• GIVEN DATA:
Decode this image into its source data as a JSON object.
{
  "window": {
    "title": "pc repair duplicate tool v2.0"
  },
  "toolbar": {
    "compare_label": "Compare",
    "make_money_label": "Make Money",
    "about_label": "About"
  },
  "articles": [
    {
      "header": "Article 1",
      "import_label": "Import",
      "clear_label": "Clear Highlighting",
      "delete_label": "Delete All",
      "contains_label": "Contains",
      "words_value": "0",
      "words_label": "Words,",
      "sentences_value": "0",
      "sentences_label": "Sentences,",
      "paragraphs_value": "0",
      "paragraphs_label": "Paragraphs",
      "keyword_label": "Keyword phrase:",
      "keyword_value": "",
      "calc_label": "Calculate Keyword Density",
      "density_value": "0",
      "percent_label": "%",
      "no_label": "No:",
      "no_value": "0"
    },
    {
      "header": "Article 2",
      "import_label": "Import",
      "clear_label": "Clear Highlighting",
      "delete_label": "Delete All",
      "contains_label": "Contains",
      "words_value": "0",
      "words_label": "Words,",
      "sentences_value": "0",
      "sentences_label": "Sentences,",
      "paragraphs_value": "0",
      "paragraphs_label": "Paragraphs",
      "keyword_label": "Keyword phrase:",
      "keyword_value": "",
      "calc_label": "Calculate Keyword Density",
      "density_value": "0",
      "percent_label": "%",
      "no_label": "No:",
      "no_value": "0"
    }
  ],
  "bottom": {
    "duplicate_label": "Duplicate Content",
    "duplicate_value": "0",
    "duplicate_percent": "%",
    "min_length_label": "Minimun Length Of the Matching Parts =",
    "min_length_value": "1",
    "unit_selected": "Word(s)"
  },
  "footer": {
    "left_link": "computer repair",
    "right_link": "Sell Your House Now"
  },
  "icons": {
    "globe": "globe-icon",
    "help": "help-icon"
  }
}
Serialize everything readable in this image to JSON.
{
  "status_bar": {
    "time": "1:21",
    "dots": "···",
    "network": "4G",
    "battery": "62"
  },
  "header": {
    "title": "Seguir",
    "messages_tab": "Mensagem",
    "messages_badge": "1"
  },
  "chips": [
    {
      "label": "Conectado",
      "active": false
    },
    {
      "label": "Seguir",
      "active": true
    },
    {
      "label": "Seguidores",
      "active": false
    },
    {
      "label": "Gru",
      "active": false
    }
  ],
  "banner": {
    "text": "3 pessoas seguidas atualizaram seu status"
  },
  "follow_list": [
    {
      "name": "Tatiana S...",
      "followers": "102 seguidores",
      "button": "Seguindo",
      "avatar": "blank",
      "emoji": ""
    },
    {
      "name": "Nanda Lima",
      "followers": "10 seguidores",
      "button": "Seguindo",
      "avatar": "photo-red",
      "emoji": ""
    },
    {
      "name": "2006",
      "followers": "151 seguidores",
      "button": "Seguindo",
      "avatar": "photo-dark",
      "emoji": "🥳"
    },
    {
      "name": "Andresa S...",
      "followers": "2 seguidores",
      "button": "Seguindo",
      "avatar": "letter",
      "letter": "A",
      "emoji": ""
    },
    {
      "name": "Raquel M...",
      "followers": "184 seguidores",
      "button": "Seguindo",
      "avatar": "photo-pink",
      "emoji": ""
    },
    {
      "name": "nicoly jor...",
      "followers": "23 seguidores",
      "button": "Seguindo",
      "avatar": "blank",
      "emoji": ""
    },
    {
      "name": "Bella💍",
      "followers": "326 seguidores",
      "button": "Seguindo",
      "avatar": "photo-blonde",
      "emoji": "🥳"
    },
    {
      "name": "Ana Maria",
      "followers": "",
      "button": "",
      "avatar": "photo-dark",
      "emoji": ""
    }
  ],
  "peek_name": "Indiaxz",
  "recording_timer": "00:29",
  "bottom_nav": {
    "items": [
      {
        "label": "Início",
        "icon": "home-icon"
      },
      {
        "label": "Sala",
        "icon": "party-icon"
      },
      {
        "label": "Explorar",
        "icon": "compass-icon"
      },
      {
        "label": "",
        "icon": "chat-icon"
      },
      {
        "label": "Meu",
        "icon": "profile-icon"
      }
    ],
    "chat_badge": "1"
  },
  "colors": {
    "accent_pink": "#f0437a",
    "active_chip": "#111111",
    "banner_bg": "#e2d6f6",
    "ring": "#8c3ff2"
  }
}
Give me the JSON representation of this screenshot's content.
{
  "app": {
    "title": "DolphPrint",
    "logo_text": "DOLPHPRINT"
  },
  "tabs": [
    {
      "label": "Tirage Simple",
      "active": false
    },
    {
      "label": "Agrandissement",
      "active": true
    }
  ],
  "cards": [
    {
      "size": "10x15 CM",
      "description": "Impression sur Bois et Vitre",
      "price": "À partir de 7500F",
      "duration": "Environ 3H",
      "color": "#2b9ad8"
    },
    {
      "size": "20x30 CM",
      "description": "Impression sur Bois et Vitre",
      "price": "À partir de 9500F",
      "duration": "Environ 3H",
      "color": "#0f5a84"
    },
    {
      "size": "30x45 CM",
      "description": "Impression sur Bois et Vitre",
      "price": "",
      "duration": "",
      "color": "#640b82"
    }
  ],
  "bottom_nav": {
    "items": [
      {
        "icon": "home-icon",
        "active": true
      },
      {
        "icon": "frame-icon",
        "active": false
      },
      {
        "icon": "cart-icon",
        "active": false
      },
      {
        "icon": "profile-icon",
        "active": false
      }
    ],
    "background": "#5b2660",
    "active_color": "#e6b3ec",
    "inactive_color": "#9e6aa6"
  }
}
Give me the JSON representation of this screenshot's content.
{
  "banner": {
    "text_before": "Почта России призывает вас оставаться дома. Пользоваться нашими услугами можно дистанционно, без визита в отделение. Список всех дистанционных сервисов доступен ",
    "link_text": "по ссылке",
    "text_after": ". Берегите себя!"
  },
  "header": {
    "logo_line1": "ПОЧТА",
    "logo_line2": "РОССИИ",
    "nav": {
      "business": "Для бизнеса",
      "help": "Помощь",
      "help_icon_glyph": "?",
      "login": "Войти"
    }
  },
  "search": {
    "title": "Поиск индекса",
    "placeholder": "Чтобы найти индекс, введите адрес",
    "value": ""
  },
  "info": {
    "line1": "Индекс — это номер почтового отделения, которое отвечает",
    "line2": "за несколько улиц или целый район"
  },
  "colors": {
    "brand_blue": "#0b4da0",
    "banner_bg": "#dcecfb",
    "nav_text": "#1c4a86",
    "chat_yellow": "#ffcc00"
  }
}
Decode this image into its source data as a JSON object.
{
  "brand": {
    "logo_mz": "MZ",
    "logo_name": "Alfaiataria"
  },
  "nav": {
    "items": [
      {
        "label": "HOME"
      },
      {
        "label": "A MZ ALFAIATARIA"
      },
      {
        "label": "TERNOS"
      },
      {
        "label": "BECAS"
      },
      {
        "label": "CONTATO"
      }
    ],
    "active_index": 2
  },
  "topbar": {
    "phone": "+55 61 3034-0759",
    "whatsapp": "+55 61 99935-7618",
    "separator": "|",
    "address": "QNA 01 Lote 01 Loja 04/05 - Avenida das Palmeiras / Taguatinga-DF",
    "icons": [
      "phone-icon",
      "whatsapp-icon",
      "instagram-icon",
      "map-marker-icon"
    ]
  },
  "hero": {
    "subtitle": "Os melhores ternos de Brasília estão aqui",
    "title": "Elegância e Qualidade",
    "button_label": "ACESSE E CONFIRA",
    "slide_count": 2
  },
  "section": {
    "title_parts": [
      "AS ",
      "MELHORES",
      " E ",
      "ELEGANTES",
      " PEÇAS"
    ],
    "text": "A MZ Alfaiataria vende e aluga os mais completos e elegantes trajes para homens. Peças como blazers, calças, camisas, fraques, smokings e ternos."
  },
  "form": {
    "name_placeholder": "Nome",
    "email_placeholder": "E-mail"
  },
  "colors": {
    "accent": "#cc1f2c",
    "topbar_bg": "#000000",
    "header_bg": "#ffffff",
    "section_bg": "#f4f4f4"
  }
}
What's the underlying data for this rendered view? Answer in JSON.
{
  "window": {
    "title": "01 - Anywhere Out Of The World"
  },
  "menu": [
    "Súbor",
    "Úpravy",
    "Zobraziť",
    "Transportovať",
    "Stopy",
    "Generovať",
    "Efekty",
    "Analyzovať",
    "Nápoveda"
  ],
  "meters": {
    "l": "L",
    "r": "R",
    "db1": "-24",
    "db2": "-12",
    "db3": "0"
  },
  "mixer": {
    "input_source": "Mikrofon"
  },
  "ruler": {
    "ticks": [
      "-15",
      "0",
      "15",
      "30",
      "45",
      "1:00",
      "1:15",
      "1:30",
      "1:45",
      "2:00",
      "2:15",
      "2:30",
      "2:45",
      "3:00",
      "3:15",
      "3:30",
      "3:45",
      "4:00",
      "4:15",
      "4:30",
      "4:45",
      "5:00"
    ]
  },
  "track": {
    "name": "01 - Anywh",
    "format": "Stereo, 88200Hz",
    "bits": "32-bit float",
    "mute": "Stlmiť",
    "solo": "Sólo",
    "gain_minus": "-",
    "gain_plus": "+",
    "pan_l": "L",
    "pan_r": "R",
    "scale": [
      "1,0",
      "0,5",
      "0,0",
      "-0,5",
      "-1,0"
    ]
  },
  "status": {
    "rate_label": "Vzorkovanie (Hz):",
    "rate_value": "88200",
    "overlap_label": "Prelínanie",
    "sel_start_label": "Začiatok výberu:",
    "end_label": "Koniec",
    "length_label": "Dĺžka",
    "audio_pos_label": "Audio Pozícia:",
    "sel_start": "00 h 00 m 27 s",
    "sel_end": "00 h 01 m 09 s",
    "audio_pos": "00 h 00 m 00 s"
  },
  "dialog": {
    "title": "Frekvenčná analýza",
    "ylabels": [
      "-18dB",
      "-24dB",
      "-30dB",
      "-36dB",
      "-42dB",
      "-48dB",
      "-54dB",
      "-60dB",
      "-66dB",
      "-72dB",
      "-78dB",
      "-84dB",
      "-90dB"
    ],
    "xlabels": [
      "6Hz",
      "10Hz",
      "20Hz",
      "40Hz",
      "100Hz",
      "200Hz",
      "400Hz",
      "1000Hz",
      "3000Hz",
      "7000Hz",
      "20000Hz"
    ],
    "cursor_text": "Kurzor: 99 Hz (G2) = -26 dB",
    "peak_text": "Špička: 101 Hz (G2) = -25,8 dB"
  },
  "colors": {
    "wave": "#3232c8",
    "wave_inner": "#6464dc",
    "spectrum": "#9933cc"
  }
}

• STATED EXERCISE: Which lines hold the word "repair"? Return all of them from the records above.

• RESPONSE BELOW:
    "title": "pc repair duplicate tool v2.0"
    "left_link": "computer repair",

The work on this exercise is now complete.